◆ **Exercise brief**:
Below are some entries. Copy each line that holds the string "勇于探索".

◆ **Supplied data**:
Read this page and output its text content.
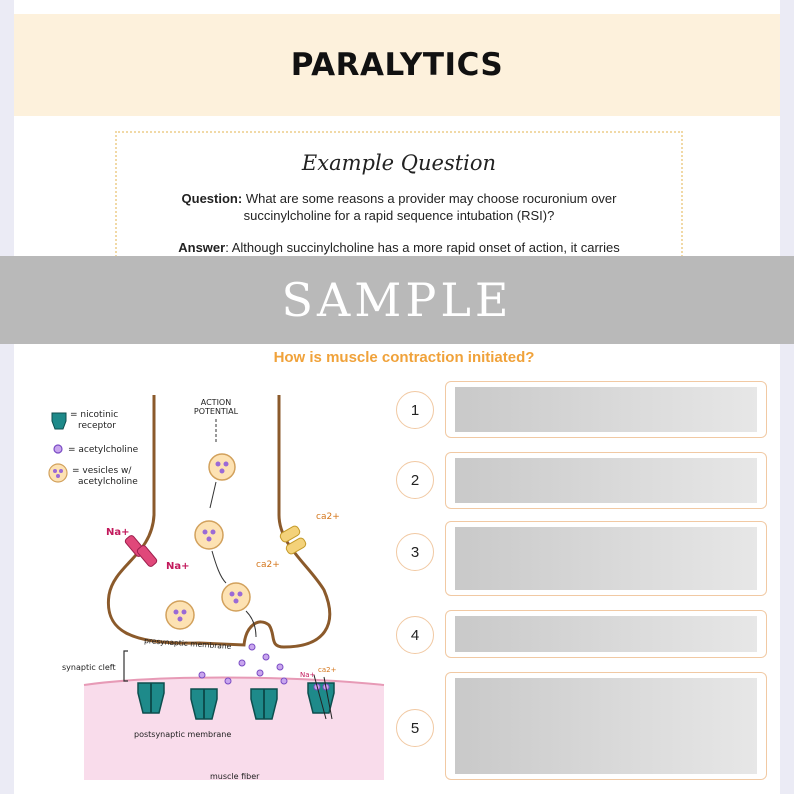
PARALYTICS
Example Question
Question: What are some reasons a provider may choose rocuronium over succinylcholine for a rapid sequence intubation (RSI)?
Answer: Although succinylcholine has a more rapid onset of action, it carries
How is muscle contraction initiated?
= nicotinic
receptor
= acetylcholine
= vesicles w/
acetylcholine
ACTION
POTENTIAL
Na+
Na+
ca2+
ca2+
presynaptic membrane
synaptic cleft
Na+
ca2+
postsynaptic membrane
muscle fiber
1
2
3
4
5
SAMPLE
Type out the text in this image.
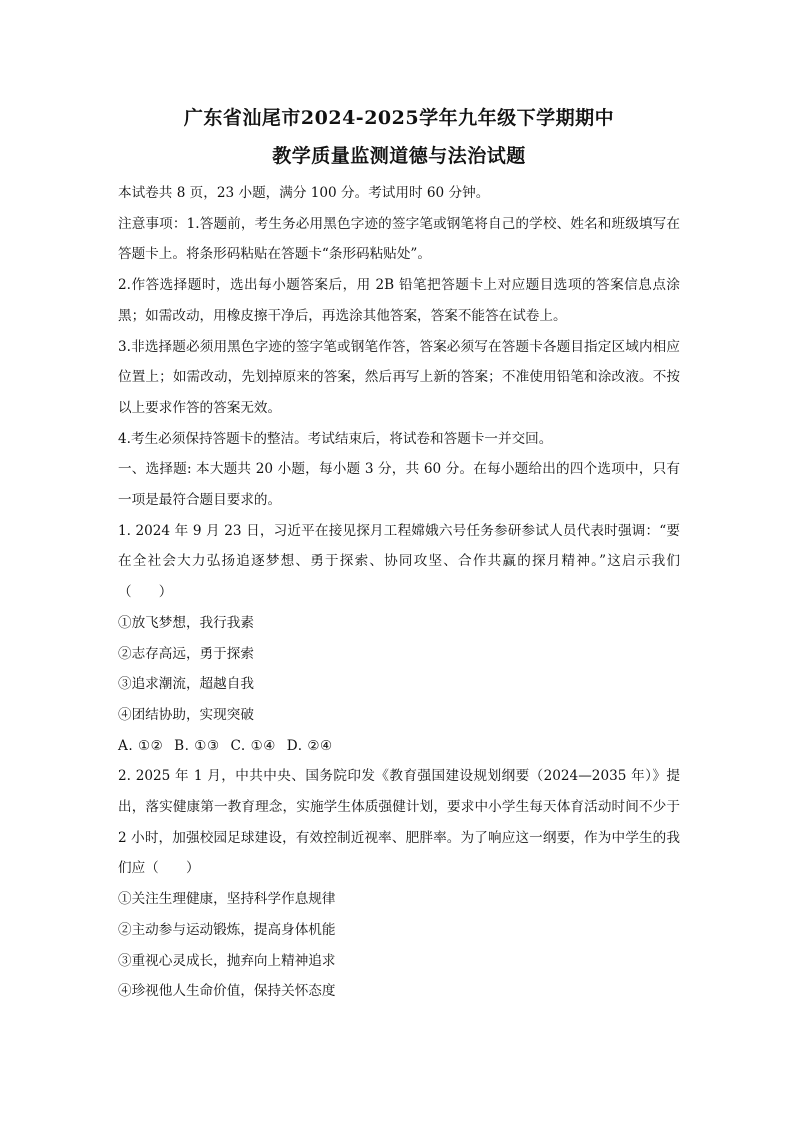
广东省汕尾市2024-2025学年九年级下学期期中
教学质量监测道德与法治试题

本试卷共 8 页，23 小题，满分 100 分。考试用时 60 分钟。

注意事项：1.答题前，考生务必用黑色字迹的签字笔或钢笔将自己的学校、姓名和班级填写在答题卡上。将条形码粘贴在答题卡“条形码粘贴处”。

2.作答选择题时，选出每小题答案后，用 2B 铅笔把答题卡上对应题目选项的答案信息点涂黑；如需改动，用橡皮擦干净后，再选涂其他答案，答案不能答在试卷上。

3.非选择题必须用黑色字迹的签字笔或钢笔作答，答案必须写在答题卡各题目指定区域内相应位置上；如需改动，先划掉原来的答案，然后再写上新的答案；不准使用铅笔和涂改液。不按以上要求作答的答案无效。

4.考生必须保持答题卡的整洁。考试结束后，将试卷和答题卡一并交回。

一、选择题: 本大题共 20 小题，每小题 3 分，共 60 分。在每小题给出的四个选项中，只有一项是最符合题目要求的。

1. 2024 年 9 月 23 日，习近平在接见探月工程嫦娥六号任务参研参试人员代表时强调：“要在全社会大力弘扬追逐梦想、勇于探索、协同攻坚、合作共赢的探月精神。”这启示我们（　　）

①放飞梦想，我行我素

②志存高远，勇于探索

③追求潮流，超越自我

④团结协助，实现突破

A. ①② B. ①③ C. ①④ D. ②④

2. 2025 年 1 月，中共中央、国务院印发《教育强国建设规划纲要（2024—2035 年）》提出，落实健康第一教育理念，实施学生体质强健计划，要求中小学生每天体育活动时间不少于 2 小时，加强校园足球建设，有效控制近视率、肥胖率。为了响应这一纲要，作为中学生的我们应（　　）

①关注生理健康，坚持科学作息规律

②主动参与运动锻炼，提高身体机能

③重视心灵成长，抛弃向上精神追求

④珍视他人生命价值，保持关怀态度
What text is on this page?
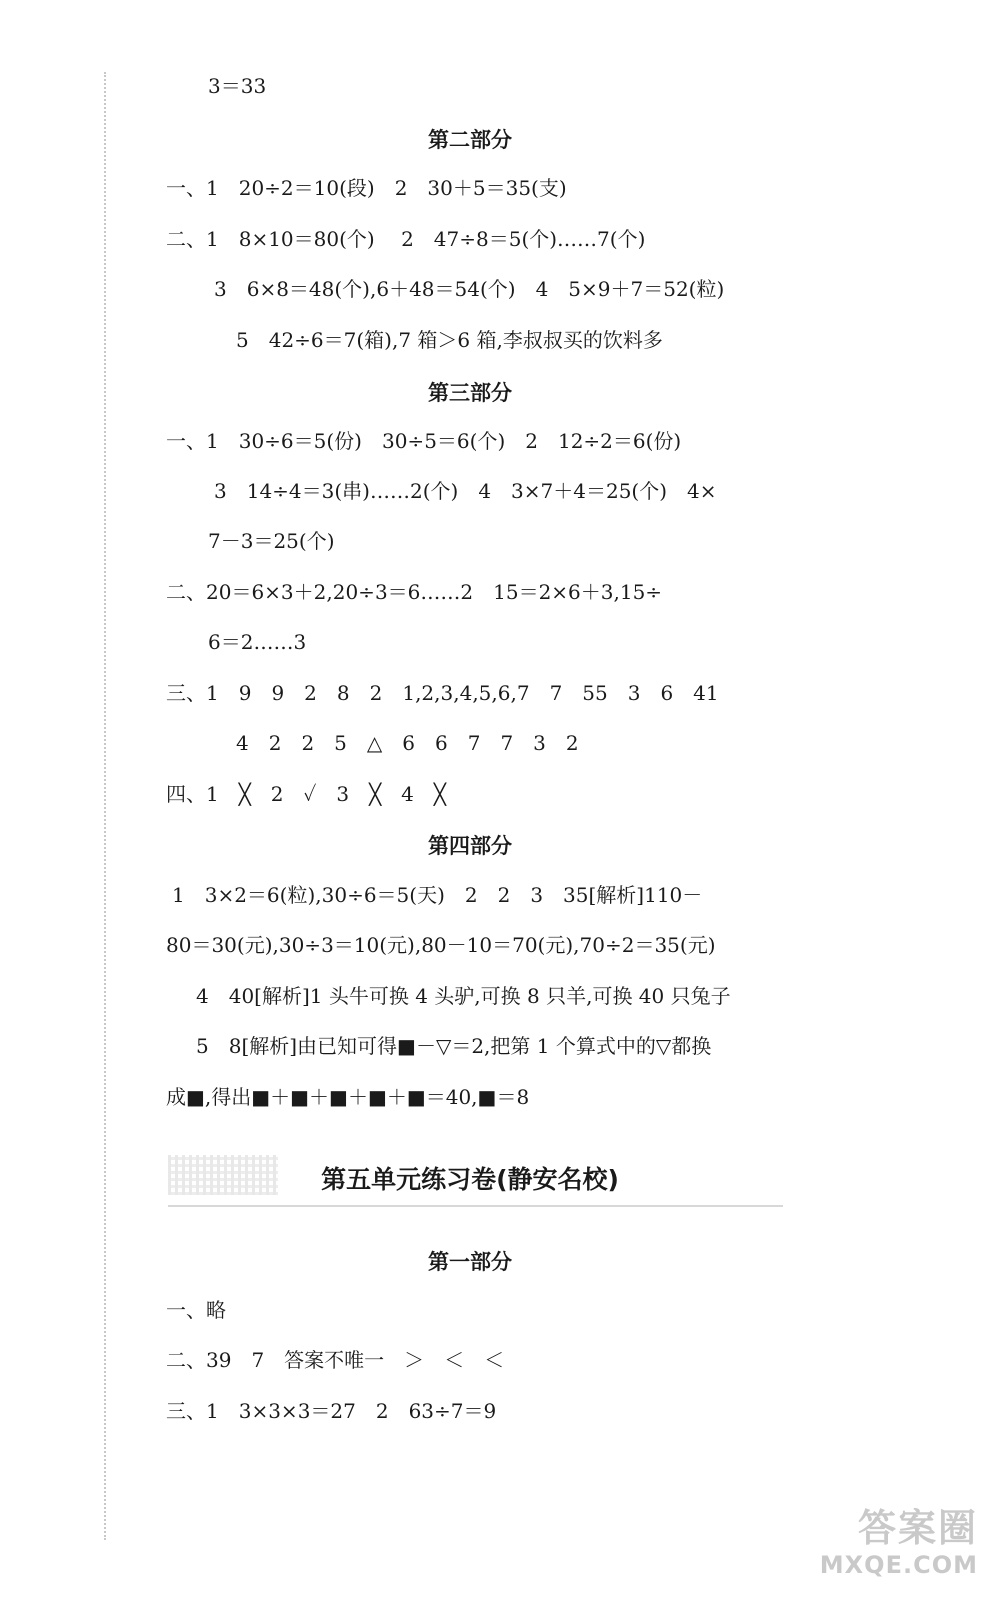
3＝33
第二部分
一、1　20÷2＝10(段)　2　30＋5＝35(支)
二、1　8×10＝80(个)　 2　47÷8＝5(个)……7(个)
3　6×8＝48(个),6＋48＝54(个)　4　5×9＋7＝52(粒)
5　42÷6＝7(箱),7 箱＞6 箱,李叔叔买的饮料多
第三部分
一、1　30÷6＝5(份)　30÷5＝6(个)　2　12÷2＝6(份)
3　14÷4＝3(串)……2(个)　4　3×7＋4＝25(个)　4×
7－3＝25(个)
二、20＝6×3＋2,20÷3＝6……2　15＝2×6＋3,15÷
6＝2……3
三、1　9　9　2　8　2　1,2,3,4,5,6,7　7　55　3　6　41
4　2　2　5　△　6　6　7　7　3　2
四、1　╳　2　✓　3　╳　4　╳
第四部分
1　3×2＝6(粒),30÷6＝5(天)　2　2　3　35[解析]110－
80＝30(元),30÷3＝10(元),80－10＝70(元),70÷2＝35(元)
4　40[解析]1 头牛可换 4 头驴,可换 8 只羊,可换 40 只兔子
5　8[解析]由已知可得■－▽＝2,把第 1 个算式中的▽都换
成■,得出■＋■＋■＋■＋■＝40,■＝8
第五单元练习卷(静安名校)
第一部分
一、略
二、39　7　答案不唯一　＞　＜　＜
三、1　3×3×3＝27　2　63÷7＝9
答案圈
MXQE.COM
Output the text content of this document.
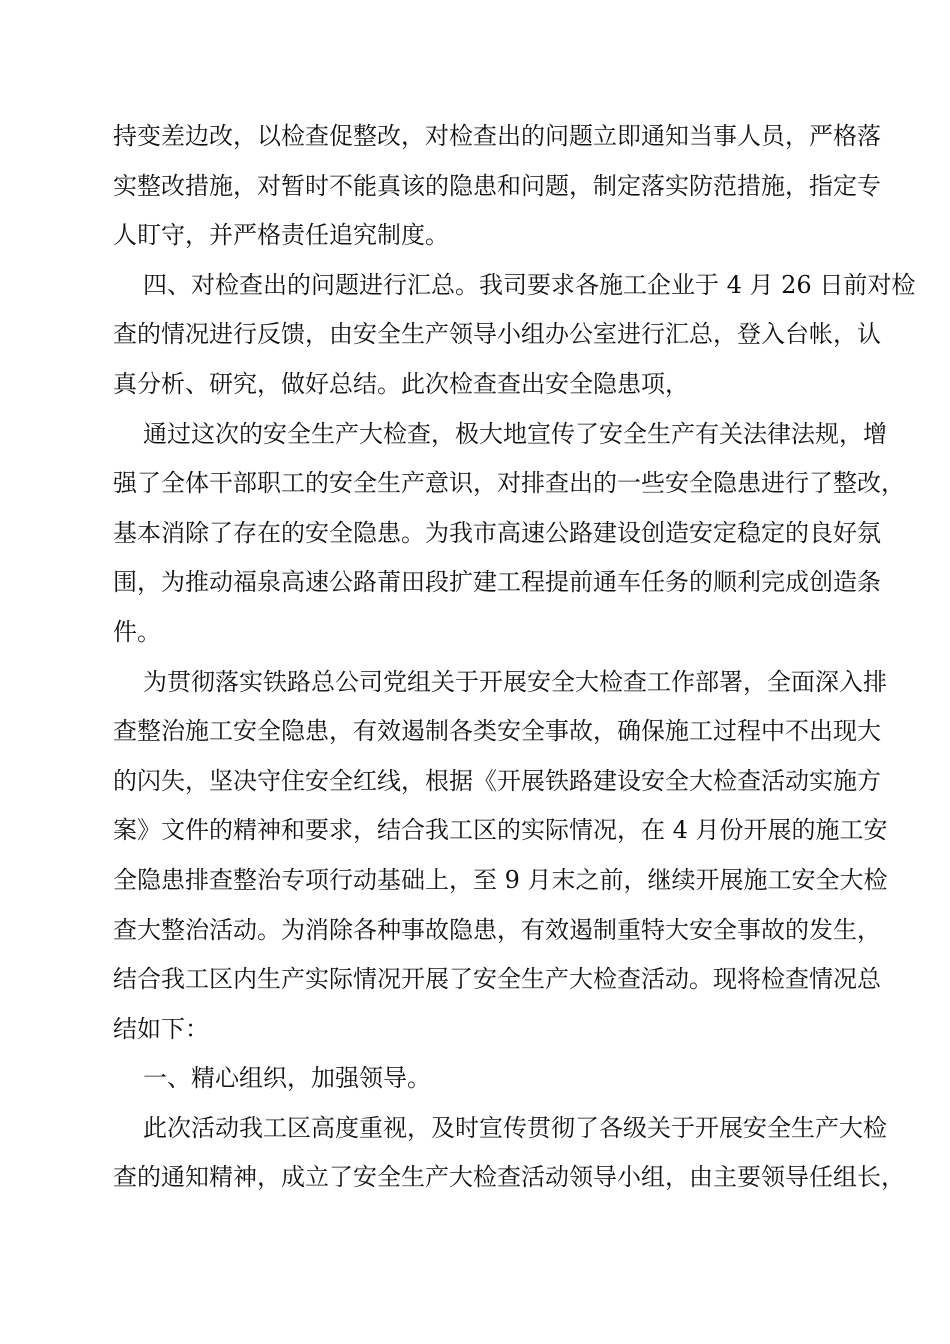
持变差边改，以检查促整改，对检查出的问题立即通知当事人员，严格落
实整改措施，对暂时不能真该的隐患和问题，制定落实防范措施，指定专
人盯守，并严格责任追究制度。
四、对检查出的问题进行汇总。我司要求各施工企业于 4 月 26 日前对检
查的情况进行反馈，由安全生产领导小组办公室进行汇总，登入台帐，认
真分析、研究，做好总结。此次检查查出安全隐患项，
通过这次的安全生产大检查，极大地宣传了安全生产有关法律法规，增
强了全体干部职工的安全生产意识，对排查出的一些安全隐患进行了整改，
基本消除了存在的安全隐患。为我市高速公路建设创造安定稳定的良好氛
围，为推动福泉高速公路莆田段扩建工程提前通车任务的顺利完成创造条
件。
为贯彻落实铁路总公司党组关于开展安全大检查工作部署，全面深入排
查整治施工安全隐患，有效遏制各类安全事故，确保施工过程中不出现大
的闪失，坚决守住安全红线，根据《开展铁路建设安全大检查活动实施方
案》文件的精神和要求，结合我工区的实际情况，在 4 月份开展的施工安
全隐患排查整治专项行动基础上，至 9 月末之前，继续开展施工安全大检
查大整治活动。为消除各种事故隐患，有效遏制重特大安全事故的发生，
结合我工区内生产实际情况开展了安全生产大检查活动。现将检查情况总
结如下：
一、精心组织，加强领导。
此次活动我工区高度重视，及时宣传贯彻了各级关于开展安全生产大检
查的通知精神，成立了安全生产大检查活动领导小组，由主要领导任组长，
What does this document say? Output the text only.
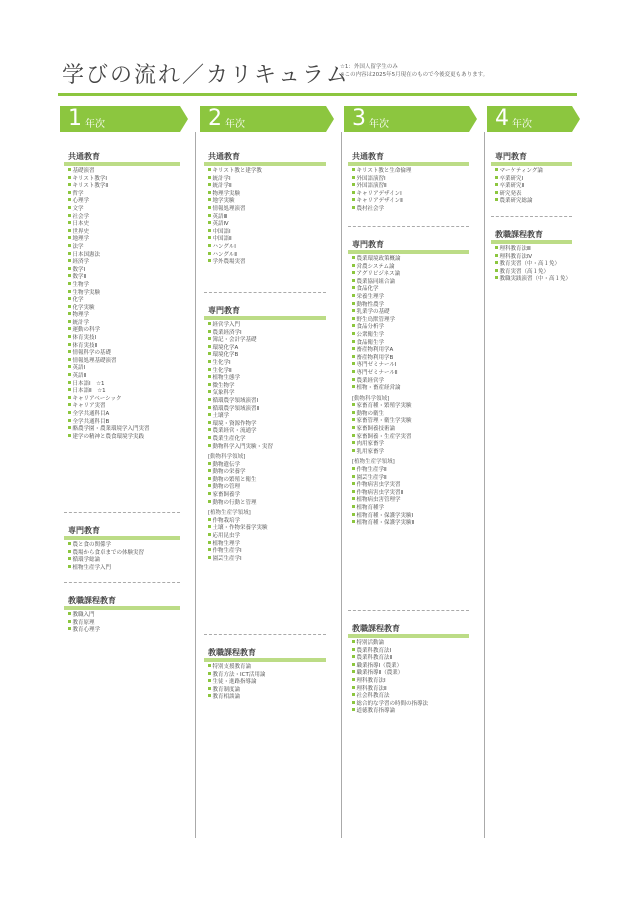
学びの流れ／カリキュラム
☆1：外国人留学生のみ
※この内容は2025年5月現在のもので今後変更もあります。
1 年次
共通教育
基礎演習
キリスト教学Ⅰ
キリスト教学Ⅱ
哲学
心理学
文学
社会学
日本史
世界史
地理学
法学
日本国憲法
経済学
数学Ⅰ
数学Ⅱ
生物学
生物学実験
化学
化学実験
物理学
統計学
運動の科学
体育実技Ⅰ
体育実技Ⅱ
情報科学の基礎
情報処理基礎演習
英語Ⅰ
英語Ⅱ
日本語Ⅰ　☆1
日本語Ⅱ　☆1
キャリアベーシック
キャリア実習
全学共通科目A
全学共通科目B
酪農学園・農業環境学入門実習
建学の精神と農食環境学実践
専門教育
農と食の関係学
農場から食卓までの体験実習
循環学総論
植物生産学入門
教職課程教育
教職入門
教育原理
教育心理学
2 年次
共通教育
キリスト教と建学教
統計学Ⅰ
統計学Ⅱ
物理学実験
地学実験
情報処理演習
英語Ⅲ
英語Ⅳ
中国語Ⅰ
中国語Ⅱ
ハングルⅠ
ハングルⅡ
学外農場実習
専門教育
経営学入門
農業経済学Ⅰ
簿記・会計学基礎
環境化学A
環境化学B
生化学Ⅰ
生化学Ⅱ
植物生態学
微生物学
気象科学
循環農学領域演習Ⅰ
循環農学領域演習Ⅱ
土壌学
環境・資源作物学
農業経営・流通学
農業生産化学
動物科学入門実験・実習
[動物科学領域]
動物遺伝学
動物の栄養学
動物の繁殖と衛生
動物の管理
家畜飼養学
動物の行動と管理
[植物生産学領域]
作物栽培学
土壌・作物栄養学実験
応用昆虫学
植物生理学
作物生産学Ⅰ
園芸生産学Ⅰ
教職課程教育
特別支援教育論
教育方法・ICT活用論
生徒・進路指導論
教育制度論
教育相談論
3 年次
共通教育
キリスト教と生命倫理
外国語演習Ⅰ
外国語演習Ⅱ
キャリアデザインⅠ
キャリアデザインⅡ
農村社会学
専門教育
農業環境政策概論
営農システム論
アグリビジネス論
農業協同組合論
食品化学
栄養生理学
動物性農学
乳業学の基礎
野生鳥獣管理学
食品分析学
公衆衛生学
食品衛生学
畜産物利用学A
畜産物利用学B
専門ゼミナールⅠ
専門ゼミナールⅡ
農業経営学
植物・畜産経営論
[動物科学領域]
家畜育種・繁殖学実験
動物の衛生
家畜管理・衛生学実験
家畜飼養技術論
家畜飼養・生産学実習
肉用家畜学
乳用家畜学
[植物生産学領域]
作物生産学Ⅱ
園芸生産学Ⅱ
作物病害虫学実習
作物病害虫学実習Ⅱ
植物病虫害管理学
植物育種学
植物育種・保護学実験Ⅰ
植物育種・保護学実験Ⅱ
教職課程教育
特別活動論
農業科教育法Ⅰ
農業科教育法Ⅱ
職業指導Ⅰ（農業）
職業指導Ⅱ（農業）
理科教育法Ⅰ
理科教育法Ⅱ
社会科教育法
総合的な学習の時間の指導法
道徳教育指導論
4 年次
専門教育
マーケティング論
卒業研究Ⅰ
卒業研究Ⅱ
研究発表
農業研究総論
教職課程教育
理科教育法Ⅲ
理科教育法Ⅳ
教育実習（中・高１免）
教育実習（高１免）
教職実践演習（中・高１免）
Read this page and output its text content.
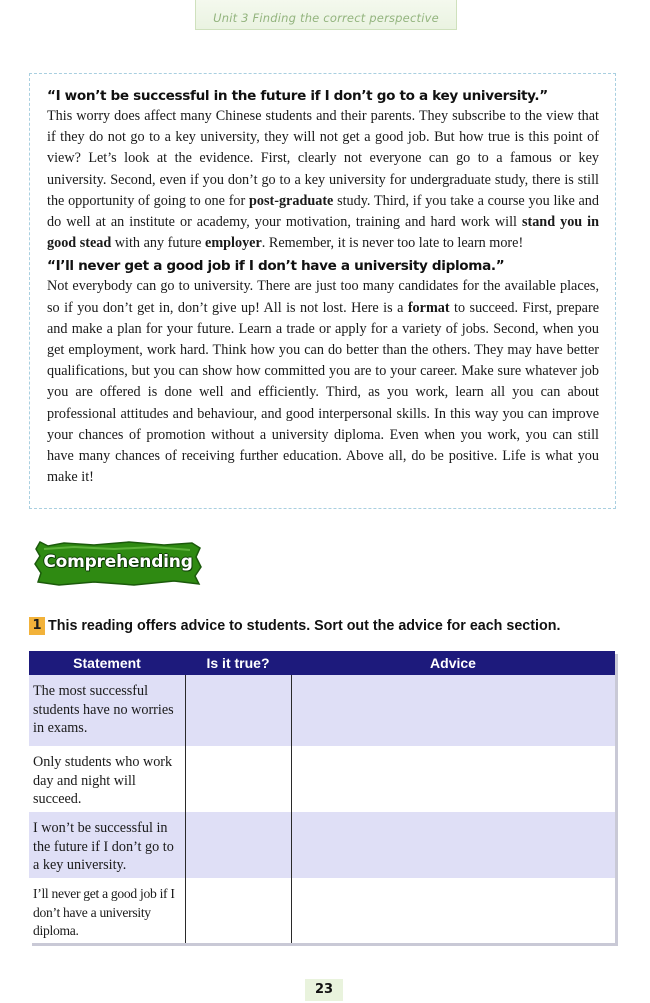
Unit 3 Finding the correct perspective

“I won’t be successful in the future if I don’t go to a key university.”

This worry does affect many Chinese students and their parents. They subscribe to the view that if they do not go to a key university, they will not get a good job. But how true is this point of view? Let’s look at the evidence. First, clearly not everyone can go to a famous or key university. Second, even if you don’t go to a key university for undergraduate study, there is still the opportunity of going to one for post-graduate study. Third, if you take a course you like and do well at an institute or academy, your motivation, training and hard work will stand you in good stead with any future employer. Remember, it is never too late to learn more!

“I’ll never get a good job if I don’t have a university diploma.”

Not everybody can go to university. There are just too many candidates for the available places, so if you don’t get in, don’t give up! All is not lost. Here is a format to succeed. First, prepare and make a plan for your future. Learn a trade or apply for a variety of jobs. Second, when you get employment, work hard. Think how you can do better than the others. They may have better qualifications, but you can show how committed you are to your career. Make sure whatever job you are offered is done well and efficiently. Third, as you work, learn all you can about professional attitudes and behaviour, and good interpersonal skills. In this way you can improve your chances of promotion without a university diploma. Even when you work, you can still have many chances of receiving further education. Above all, do be positive. Life is what you make it!

Comprehending
1 This reading offers advice to students. Sort out the advice for each section.
Statement	Is it true?	Advice
The most successful students have no worries in exams.		
Only students who work day and night will succeed.		
I won’t be successful in the future if I don’t go to a key university.		
I’ll never get a good job if I don’t have a university diploma.		
23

◆ **In response**:
1. 2024 年 9 月 23 日，习近平在接见探月工程嫦娥六号任务参研参试人员代表时强调：“要在全社会大力弘扬追逐梦想、勇于探索、协同攻坚、合作共赢的探月精神。”这启示我们（　　）
②志存高远，勇于探索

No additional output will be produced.